I was married to the love of my life, we had two young boys, and that summer we drove our Dodge Caravan to Austin, TX, where for the first two weeks it was 112 degrees! Everything was brown, the region was in a drought, and I thought about nine times a day, “What have I done?!”

But, you’ll find in the Christian life that what you think is “the thing”, is actually just a preparation for “the thing”.

Image: Bush Presidential Library
Image: Bush Presidential Library

So, we arrived in Austin, living in our cozy two-bedroom apartment next door to day laborers who smoked pot every night and who apparently had never heard of deodorant. And we both thought, “What have we done?!”

Now, you may remember the “2000 Almost Election”. It was the election when no one “won”. The day after the election, my three-year-old asked me point plank, “Daddy, why didn’t anyone win?”

And those words still haunt me.

Three days later, I was asked to fly to Florida for a couple days. 32 days later, I finally came back. I had to stay until Bush v. Gore was settled in the Supreme Court, putting an end to the most high-profile and most contentious Presidential Election in American history.

During those weeks in Florida, I stayed in nine different cities, averaging less than four hours of sleep per night. At the end of it all, George W. Bush did win and I was offered a gigantic title: Special Assistant to the President and Deputy Director of the White House Office of Public Liaison. This is basically a fancy way of saying that I was the President’s Chief Outreach Person to all my fellow Christians and Conservatives. I had direct access to the President with an office in the White House! Additionally, I served as Karl Rove’s Deputy.

For a kid whose illiterate grandfather had come from Macedonia and whose father was a painting contractor without a college degree, working at 1600 Pennsylvania Ave. was extraordinary!

Now, I can go on for hours and hours and make my entire experience in D.C. sound like nothing but mountaintop experiences – absolute perfection.

But, the fact of the matter is that I am a poor, miserable sinner. I was a fool. An absolute fool.

And that’s the real story.

□ □ □ □

→ Written exercise 1: Return the dataset rows verbatim, from the beginning of the records through the line containing "The valve 141 is at (133, 292).", with both ends included. Omit the pictures.

(Dataset rows)

□ □ □ □

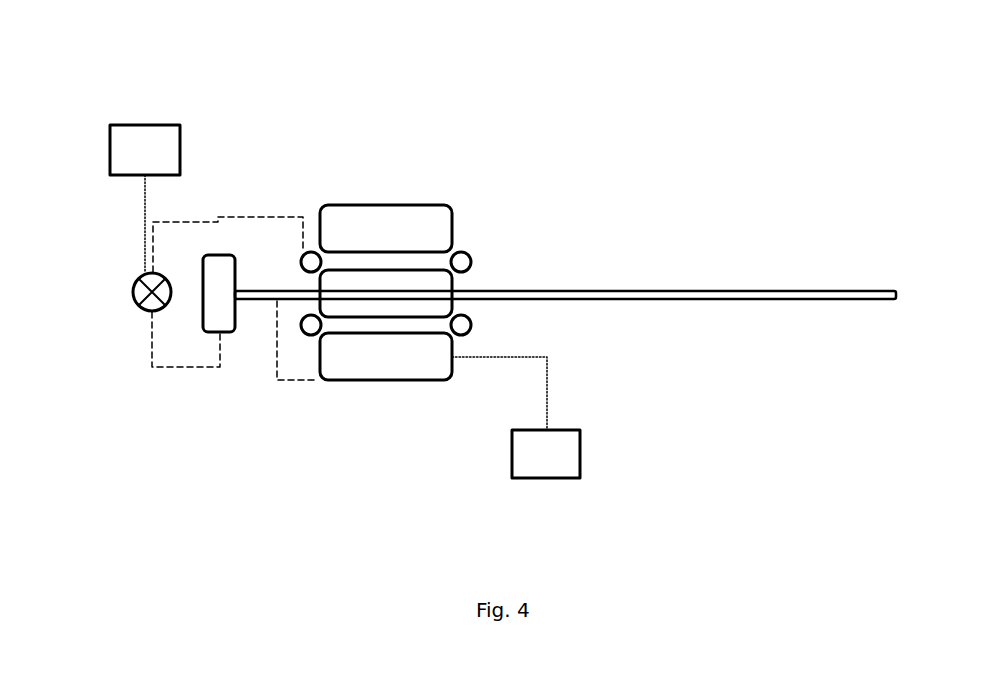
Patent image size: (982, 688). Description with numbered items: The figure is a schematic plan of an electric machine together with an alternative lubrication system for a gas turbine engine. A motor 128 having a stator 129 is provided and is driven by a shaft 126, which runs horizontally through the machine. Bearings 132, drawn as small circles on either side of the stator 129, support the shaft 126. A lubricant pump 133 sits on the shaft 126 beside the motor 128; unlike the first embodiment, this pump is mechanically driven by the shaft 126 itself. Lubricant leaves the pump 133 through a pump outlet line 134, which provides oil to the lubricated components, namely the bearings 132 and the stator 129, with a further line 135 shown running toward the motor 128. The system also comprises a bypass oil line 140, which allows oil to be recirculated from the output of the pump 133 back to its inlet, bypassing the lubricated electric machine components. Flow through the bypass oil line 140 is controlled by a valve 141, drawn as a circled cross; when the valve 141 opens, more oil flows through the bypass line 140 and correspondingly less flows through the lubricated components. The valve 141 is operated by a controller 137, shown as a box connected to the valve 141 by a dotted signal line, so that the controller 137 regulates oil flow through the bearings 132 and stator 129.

The shaft 126 is at (638, 290).
The motor 128 is at (473, 297).
The stator 129 is at (355, 205).
The bearings 132 is at (465, 253).
The lubricant pump 133 is at (220, 333).
The pump outlet line 134 is at (277, 382).
The control line 135 is at (262, 216).
The controller 137 is at (180, 125).
The bypass oil line 140 is at (152, 367).
The valve 141 is at (133, 292).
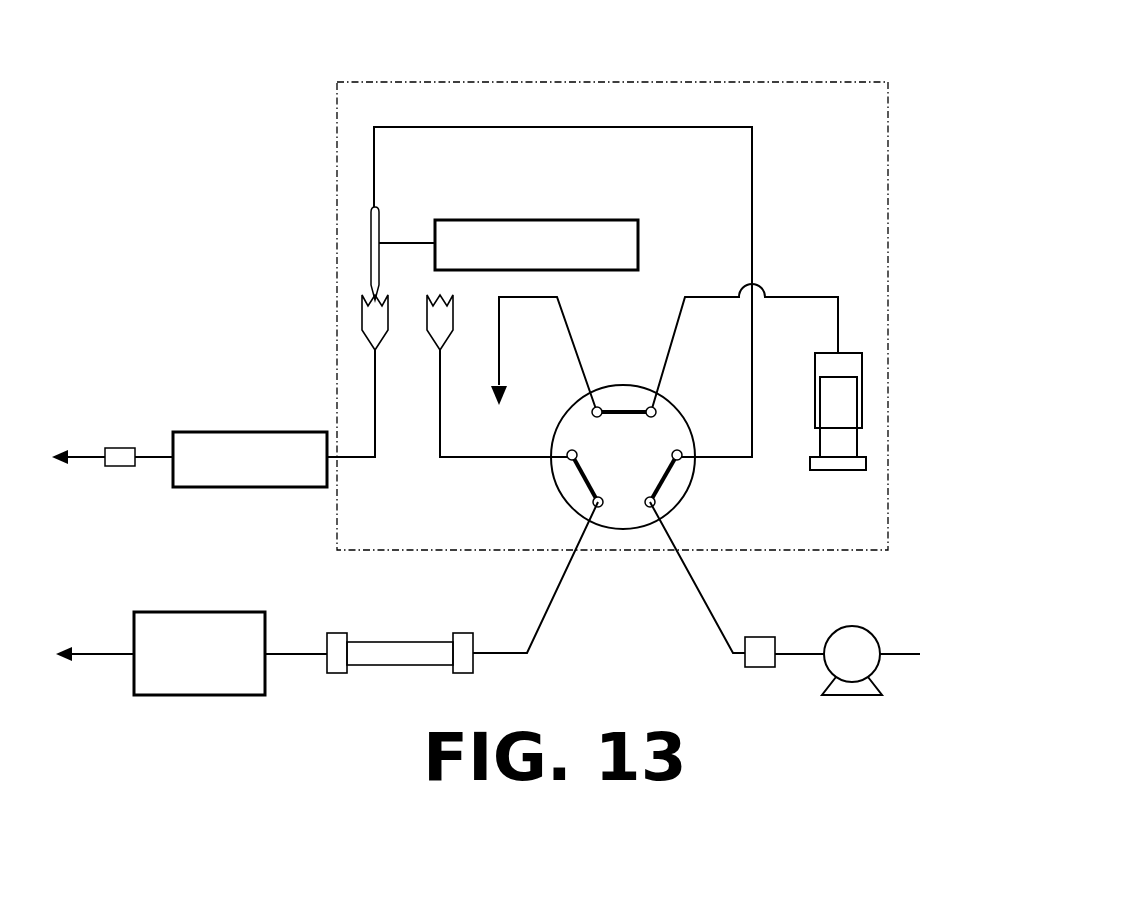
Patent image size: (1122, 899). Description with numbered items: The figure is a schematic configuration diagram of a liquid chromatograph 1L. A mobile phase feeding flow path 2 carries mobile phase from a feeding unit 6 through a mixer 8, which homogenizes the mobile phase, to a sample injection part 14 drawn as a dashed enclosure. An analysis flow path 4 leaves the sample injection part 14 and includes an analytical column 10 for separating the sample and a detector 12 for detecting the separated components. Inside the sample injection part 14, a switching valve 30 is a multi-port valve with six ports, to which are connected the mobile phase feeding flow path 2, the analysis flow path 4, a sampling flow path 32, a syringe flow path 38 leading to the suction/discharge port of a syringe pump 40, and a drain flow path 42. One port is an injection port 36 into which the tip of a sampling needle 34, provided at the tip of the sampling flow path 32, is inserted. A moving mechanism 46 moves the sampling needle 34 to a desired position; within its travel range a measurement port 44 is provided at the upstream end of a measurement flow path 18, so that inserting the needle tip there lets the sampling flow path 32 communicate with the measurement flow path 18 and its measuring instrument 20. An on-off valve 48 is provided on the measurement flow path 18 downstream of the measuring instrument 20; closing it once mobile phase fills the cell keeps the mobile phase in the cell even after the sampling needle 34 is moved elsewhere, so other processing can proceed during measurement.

The liquid chromatograph 1L is at (180, 43).
The sample injection part 14 is at (808, 80).
The sampling flow path 32 is at (755, 220).
The sampling needle 34 is at (371, 222).
The moving mechanism 46 is at (530, 219).
The measurement port 44 is at (362, 318).
The measurement flow path 18 is at (374, 402).
The injection port 36 is at (430, 345).
The drain flow path 42 is at (572, 331).
The syringe flow path 38 is at (800, 297).
The syringe pump 40 is at (862, 370).
The switching valve 30 is at (690, 486).
The measuring instrument 20 is at (278, 488).
The on-off valve 48 is at (121, 468).
The analysis flow path 4 is at (545, 626).
The analytical column 10 is at (410, 632).
The detector 12 is at (265, 617).
The mobile phase feeding flow path 2 is at (704, 621).
The mixer 8 is at (764, 636).
The feeding unit 6 is at (862, 630).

□ □ □ □

→ Written exercise 2: Retype a passage from the account of the move to Austin and the White House job, starting at the words "But, you’ll find" and ending after "still haunt me.".

→ Written answer 1:
Patent image size: (982, 688). Description with numbered items: The figure is a schematic plan of an electric machine together with an alternative lubrication system for a gas turbine engine. A motor 128 having a stator 129 is provided and is driven by a shaft 126, which runs horizontally through the machine. Bearings 132, drawn as small circles on either side of the stator 129, support the shaft 126. A lubricant pump 133 sits on the shaft 126 beside the motor 128; unlike the first embodiment, this pump is mechanically driven by the shaft 126 itself. Lubricant leaves the pump 133 through a pump outlet line 134, which provides oil to the lubricated components, namely the bearings 132 and the stator 129, with a further line 135 shown running toward the motor 128. The system also comprises a bypass oil line 140, which allows oil to be recirculated from the output of the pump 133 back to its inlet, bypassing the lubricated electric machine components. Flow through the bypass oil line 140 is controlled by a valve 141, drawn as a circled cross; when the valve 141 opens, more oil flows through the bypass line 140 and correspondingly less flows through the lubricated components. The valve 141 is operated by a controller 137, shown as a box connected to the valve 141 by a dotted signal line, so that the controller 137 regulates oil flow through the bearings 132 and stator 129.

The shaft 126 is at (638, 290).
The motor 128 is at (473, 297).
The stator 129 is at (355, 205).
The bearings 132 is at (465, 253).
The lubricant pump 133 is at (220, 333).
The pump outlet line 134 is at (277, 382).
The control line 135 is at (262, 216).
The controller 137 is at (180, 125).
The bypass oil line 140 is at (152, 367).
The valve 141 is at (133, 292).

→ Written answer 2:
But, you’ll find in the Christian life that what you think is “the thing”, is actually just a preparation for “the thing”.

Image: Bush Presidential Library
Image: Bush Presidential Library

So, we arrived in Austin, living in our cozy two-bedroom apartment next door to day laborers who smoked pot every night and who apparently had never heard of deodorant. And we both thought, “What have we done?!”

Now, you may remember the “2000 Almost Election”. It was the election when no one “won”. The day after the election, my three-year-old asked me point plank, “Daddy, why didn’t anyone win?”

And those words still haunt me.